_DATA SHOWN_:
════════

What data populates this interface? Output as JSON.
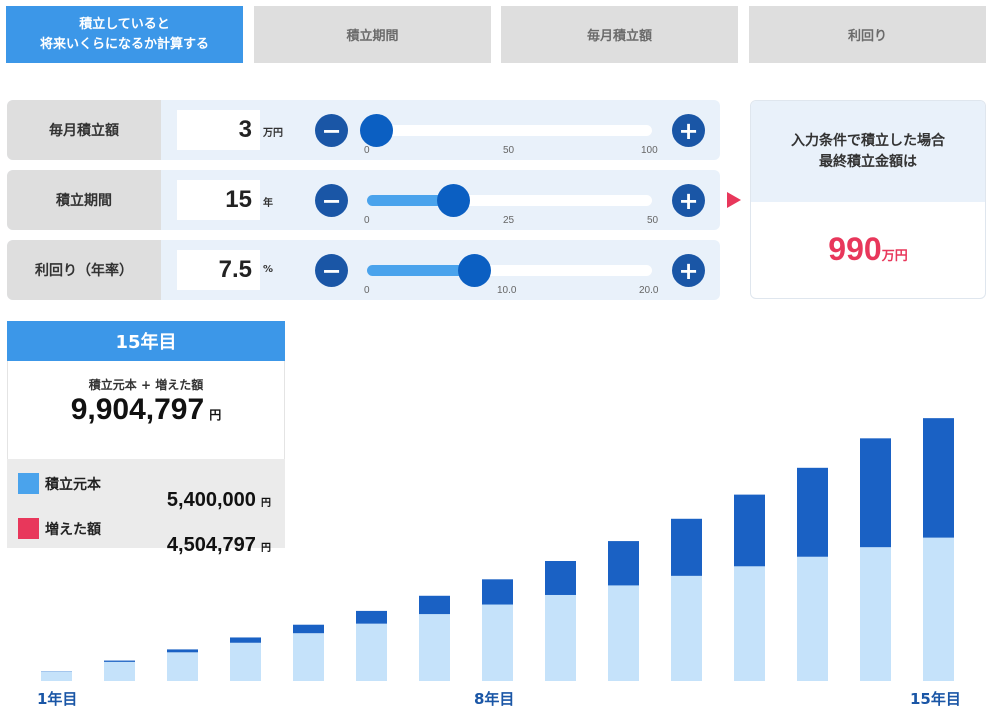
{
  "tabs": [
    {
      "line1": "積立していると",
      "line2": "将来いくらになるか計算する",
      "active": true
    },
    {
      "label": "積立期間"
    },
    {
      "label": "毎月積立額"
    },
    {
      "label": "利回り"
    }
  ],
  "inputs": [
    {
      "label": "毎月積立額",
      "value": "3",
      "unit": "万円",
      "ticks": [
        "0",
        "50",
        "100"
      ],
      "slider_fraction": 0.03
    },
    {
      "label": "積立期間",
      "value": "15",
      "unit": "年",
      "ticks": [
        "0",
        "25",
        "50"
      ],
      "slider_fraction": 0.3
    },
    {
      "label": "利回り（年率）",
      "value": "7.5",
      "unit": "%",
      "ticks": [
        "0",
        "10.0",
        "20.0"
      ],
      "slider_fraction": 0.375
    }
  ],
  "buttons": {
    "minus": "−",
    "plus": "+"
  },
  "result": {
    "heading_line1": "入力条件で積立した場合",
    "heading_line2": "最終積立金額は",
    "value": "990",
    "unit": "万円"
  },
  "info": {
    "title": "15年目",
    "sublabel": "積立元本 + 増えた額",
    "total": "9,904,797",
    "total_unit": "円",
    "principal_label": "積立元本",
    "principal_value": "5,400,000",
    "gain_label": "増えた額",
    "gain_value": "4,504,797",
    "unit": "円"
  },
  "colors": {
    "principal": "#c5e2fa",
    "gain": "#1a61c4",
    "legend_principal": "#4aa3ec",
    "legend_gain": "#e8375b",
    "accent": "#3c97e8",
    "result": "#e8375b"
  },
  "chart_data": {
    "type": "bar",
    "stacked": true,
    "categories": [
      "1年目",
      "2年目",
      "3年目",
      "4年目",
      "5年目",
      "6年目",
      "7年目",
      "8年目",
      "9年目",
      "10年目",
      "11年目",
      "12年目",
      "13年目",
      "14年目",
      "15年目"
    ],
    "x_tick_labels_shown": [
      "1年目",
      "8年目",
      "15年目"
    ],
    "series": [
      {
        "name": "積立元本",
        "values": [
          36,
          72,
          108,
          144,
          180,
          216,
          252,
          288,
          324,
          360,
          396,
          432,
          468,
          504,
          540
        ]
      },
      {
        "name": "増えた額",
        "values": [
          1,
          5,
          11,
          20,
          32,
          48,
          69,
          95,
          128,
          167,
          215,
          270,
          335,
          410,
          450
        ]
      }
    ],
    "unit": "万円"
  }
}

════════

_WHAT YOU WILL DO_: Transcribe the complete set of entries verbatim. No pictures belong in the copy.

_CORRECT OUTPUT_:
What data populates this interface? Output as JSON.
{
  "tabs": [
    {
      "line1": "積立していると",
      "line2": "将来いくらになるか計算する",
      "active": true
    },
    {
      "label": "積立期間"
    },
    {
      "label": "毎月積立額"
    },
    {
      "label": "利回り"
    }
  ],
  "inputs": [
    {
      "label": "毎月積立額",
      "value": "3",
      "unit": "万円",
      "ticks": [
        "0",
        "50",
        "100"
      ],
      "slider_fraction": 0.03
    },
    {
      "label": "積立期間",
      "value": "15",
      "unit": "年",
      "ticks": [
        "0",
        "25",
        "50"
      ],
      "slider_fraction": 0.3
    },
    {
      "label": "利回り（年率）",
      "value": "7.5",
      "unit": "%",
      "ticks": [
        "0",
        "10.0",
        "20.0"
      ],
      "slider_fraction": 0.375
    }
  ],
  "buttons": {
    "minus": "−",
    "plus": "+"
  },
  "result": {
    "heading_line1": "入力条件で積立した場合",
    "heading_line2": "最終積立金額は",
    "value": "990",
    "unit": "万円"
  },
  "info": {
    "title": "15年目",
    "sublabel": "積立元本 + 増えた額",
    "total": "9,904,797",
    "total_unit": "円",
    "principal_label": "積立元本",
    "principal_value": "5,400,000",
    "gain_label": "増えた額",
    "gain_value": "4,504,797",
    "unit": "円"
  },
  "colors": {
    "principal": "#c5e2fa",
    "gain": "#1a61c4",
    "legend_principal": "#4aa3ec",
    "legend_gain": "#e8375b",
    "accent": "#3c97e8",
    "result": "#e8375b"
  },
  "chart_data": {
    "type": "bar",
    "stacked": true,
    "categories": [
      "1年目",
      "2年目",
      "3年目",
      "4年目",
      "5年目",
      "6年目",
      "7年目",
      "8年目",
      "9年目",
      "10年目",
      "11年目",
      "12年目",
      "13年目",
      "14年目",
      "15年目"
    ],
    "x_tick_labels_shown": [
      "1年目",
      "8年目",
      "15年目"
    ],
    "series": [
      {
        "name": "積立元本",
        "values": [
          36,
          72,
          108,
          144,
          180,
          216,
          252,
          288,
          324,
          360,
          396,
          432,
          468,
          504,
          540
        ]
      },
      {
        "name": "増えた額",
        "values": [
          1,
          5,
          11,
          20,
          32,
          48,
          69,
          95,
          128,
          167,
          215,
          270,
          335,
          410,
          450
        ]
      }
    ],
    "unit": "万円"
  }
}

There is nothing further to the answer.